THE TASK: For this exercise, copy out each line of the material below that includes "icon".

DATA EXTRACT:
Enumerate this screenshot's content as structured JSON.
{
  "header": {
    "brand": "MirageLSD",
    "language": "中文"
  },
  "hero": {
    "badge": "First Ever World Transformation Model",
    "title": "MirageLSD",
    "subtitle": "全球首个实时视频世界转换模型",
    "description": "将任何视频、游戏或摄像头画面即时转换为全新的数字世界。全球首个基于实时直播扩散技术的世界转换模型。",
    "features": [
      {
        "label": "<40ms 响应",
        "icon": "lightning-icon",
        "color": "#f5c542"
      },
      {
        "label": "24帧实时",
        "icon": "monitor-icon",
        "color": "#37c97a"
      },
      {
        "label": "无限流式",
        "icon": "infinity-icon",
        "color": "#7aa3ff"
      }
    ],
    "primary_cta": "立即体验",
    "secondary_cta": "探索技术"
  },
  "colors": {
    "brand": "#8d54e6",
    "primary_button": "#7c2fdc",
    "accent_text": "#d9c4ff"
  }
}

SOLUTION TO THE EXERCISE:
        "icon": "lightning-icon",
        "icon": "monitor-icon",
        "icon": "infinity-icon",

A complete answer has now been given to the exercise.